* Exercise prompt
Set down each entry again exactly as written.

* Materials provided
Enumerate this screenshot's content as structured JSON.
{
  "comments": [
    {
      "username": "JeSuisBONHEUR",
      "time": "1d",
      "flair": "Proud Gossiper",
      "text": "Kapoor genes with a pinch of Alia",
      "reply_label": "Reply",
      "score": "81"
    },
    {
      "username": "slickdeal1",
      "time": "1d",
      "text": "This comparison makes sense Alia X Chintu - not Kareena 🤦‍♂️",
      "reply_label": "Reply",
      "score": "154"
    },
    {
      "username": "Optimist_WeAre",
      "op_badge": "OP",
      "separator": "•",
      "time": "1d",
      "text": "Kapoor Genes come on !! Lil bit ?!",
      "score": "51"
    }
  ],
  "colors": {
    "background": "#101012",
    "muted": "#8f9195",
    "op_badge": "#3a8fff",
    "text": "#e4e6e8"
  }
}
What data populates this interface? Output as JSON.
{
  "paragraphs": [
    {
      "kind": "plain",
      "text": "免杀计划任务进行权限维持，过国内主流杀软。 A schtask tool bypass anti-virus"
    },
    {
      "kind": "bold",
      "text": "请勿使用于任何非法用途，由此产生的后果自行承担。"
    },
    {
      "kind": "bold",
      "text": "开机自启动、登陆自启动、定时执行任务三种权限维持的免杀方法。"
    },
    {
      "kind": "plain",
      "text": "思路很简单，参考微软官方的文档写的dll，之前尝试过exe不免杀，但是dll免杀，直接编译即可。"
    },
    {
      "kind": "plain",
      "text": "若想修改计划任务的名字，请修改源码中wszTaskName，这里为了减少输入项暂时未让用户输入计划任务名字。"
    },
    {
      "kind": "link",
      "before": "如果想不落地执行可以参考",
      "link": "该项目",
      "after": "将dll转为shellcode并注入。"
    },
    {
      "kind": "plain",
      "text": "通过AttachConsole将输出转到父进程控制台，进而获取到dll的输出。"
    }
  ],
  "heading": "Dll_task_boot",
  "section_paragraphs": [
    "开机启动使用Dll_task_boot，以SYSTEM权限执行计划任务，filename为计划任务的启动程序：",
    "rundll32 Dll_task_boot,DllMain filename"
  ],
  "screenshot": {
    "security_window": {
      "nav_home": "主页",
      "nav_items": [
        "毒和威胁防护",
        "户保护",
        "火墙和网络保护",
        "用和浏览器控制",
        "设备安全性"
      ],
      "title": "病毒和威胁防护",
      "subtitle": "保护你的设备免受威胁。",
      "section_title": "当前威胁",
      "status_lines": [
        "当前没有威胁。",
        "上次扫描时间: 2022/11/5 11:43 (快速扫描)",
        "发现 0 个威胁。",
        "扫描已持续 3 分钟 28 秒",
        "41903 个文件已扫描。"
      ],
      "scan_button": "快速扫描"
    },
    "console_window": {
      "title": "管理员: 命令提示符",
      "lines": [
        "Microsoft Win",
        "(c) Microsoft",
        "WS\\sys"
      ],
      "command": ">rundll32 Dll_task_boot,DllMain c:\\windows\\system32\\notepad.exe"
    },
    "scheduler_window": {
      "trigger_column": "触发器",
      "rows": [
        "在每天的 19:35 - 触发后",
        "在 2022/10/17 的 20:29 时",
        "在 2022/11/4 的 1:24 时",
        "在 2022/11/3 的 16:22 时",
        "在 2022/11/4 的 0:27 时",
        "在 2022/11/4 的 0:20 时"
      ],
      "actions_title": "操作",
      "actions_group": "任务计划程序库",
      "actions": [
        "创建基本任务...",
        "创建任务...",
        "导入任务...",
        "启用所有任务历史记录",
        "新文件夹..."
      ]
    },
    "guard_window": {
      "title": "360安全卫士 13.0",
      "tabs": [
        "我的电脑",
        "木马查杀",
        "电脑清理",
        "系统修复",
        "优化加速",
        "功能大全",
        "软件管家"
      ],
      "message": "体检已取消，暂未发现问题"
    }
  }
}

* Output
Enumerate this screenshot's content as structured JSON.
{
  "comments": [
    {
      "username": "JeSuisBONHEUR",
      "time": "1d",
      "flair": "Proud Gossiper",
      "text": "Kapoor genes with a pinch of Alia",
      "reply_label": "Reply",
      "score": "81"
    },
    {
      "username": "slickdeal1",
      "time": "1d",
      "text": "This comparison makes sense Alia X Chintu - not Kareena 🤦‍♂️",
      "reply_label": "Reply",
      "score": "154"
    },
    {
      "username": "Optimist_WeAre",
      "op_badge": "OP",
      "separator": "•",
      "time": "1d",
      "text": "Kapoor Genes come on !! Lil bit ?!",
      "score": "51"
    }
  ],
  "colors": {
    "background": "#101012",
    "muted": "#8f9195",
    "op_badge": "#3a8fff",
    "text": "#e4e6e8"
  }
}
What data populates this interface? Output as JSON.
{
  "paragraphs": [
    {
      "kind": "plain",
      "text": "免杀计划任务进行权限维持，过国内主流杀软。 A schtask tool bypass anti-virus"
    },
    {
      "kind": "bold",
      "text": "请勿使用于任何非法用途，由此产生的后果自行承担。"
    },
    {
      "kind": "bold",
      "text": "开机自启动、登陆自启动、定时执行任务三种权限维持的免杀方法。"
    },
    {
      "kind": "plain",
      "text": "思路很简单，参考微软官方的文档写的dll，之前尝试过exe不免杀，但是dll免杀，直接编译即可。"
    },
    {
      "kind": "plain",
      "text": "若想修改计划任务的名字，请修改源码中wszTaskName，这里为了减少输入项暂时未让用户输入计划任务名字。"
    },
    {
      "kind": "link",
      "before": "如果想不落地执行可以参考",
      "link": "该项目",
      "after": "将dll转为shellcode并注入。"
    },
    {
      "kind": "plain",
      "text": "通过AttachConsole将输出转到父进程控制台，进而获取到dll的输出。"
    }
  ],
  "heading": "Dll_task_boot",
  "section_paragraphs": [
    "开机启动使用Dll_task_boot，以SYSTEM权限执行计划任务，filename为计划任务的启动程序：",
    "rundll32 Dll_task_boot,DllMain filename"
  ],
  "screenshot": {
    "security_window": {
      "nav_home": "主页",
      "nav_items": [
        "毒和威胁防护",
        "户保护",
        "火墙和网络保护",
        "用和浏览器控制",
        "设备安全性"
      ],
      "title": "病毒和威胁防护",
      "subtitle": "保护你的设备免受威胁。",
      "section_title": "当前威胁",
      "status_lines": [
        "当前没有威胁。",
        "上次扫描时间: 2022/11/5 11:43 (快速扫描)",
        "发现 0 个威胁。",
        "扫描已持续 3 分钟 28 秒",
        "41903 个文件已扫描。"
      ],
      "scan_button": "快速扫描"
    },
    "console_window": {
      "title": "管理员: 命令提示符",
      "lines": [
        "Microsoft Win",
        "(c) Microsoft",
        "WS\\sys"
      ],
      "command": ">rundll32 Dll_task_boot,DllMain c:\\windows\\system32\\notepad.exe"
    },
    "scheduler_window": {
      "trigger_column": "触发器",
      "rows": [
        "在每天的 19:35 - 触发后",
        "在 2022/10/17 的 20:29 时",
        "在 2022/11/4 的 1:24 时",
        "在 2022/11/3 的 16:22 时",
        "在 2022/11/4 的 0:27 时",
        "在 2022/11/4 的 0:20 时"
      ],
      "actions_title": "操作",
      "actions_group": "任务计划程序库",
      "actions": [
        "创建基本任务...",
        "创建任务...",
        "导入任务...",
        "启用所有任务历史记录",
        "新文件夹..."
      ]
    },
    "guard_window": {
      "title": "360安全卫士 13.0",
      "tabs": [
        "我的电脑",
        "木马查杀",
        "电脑清理",
        "系统修复",
        "优化加速",
        "功能大全",
        "软件管家"
      ],
      "message": "体检已取消，暂未发现问题"
    }
  }
}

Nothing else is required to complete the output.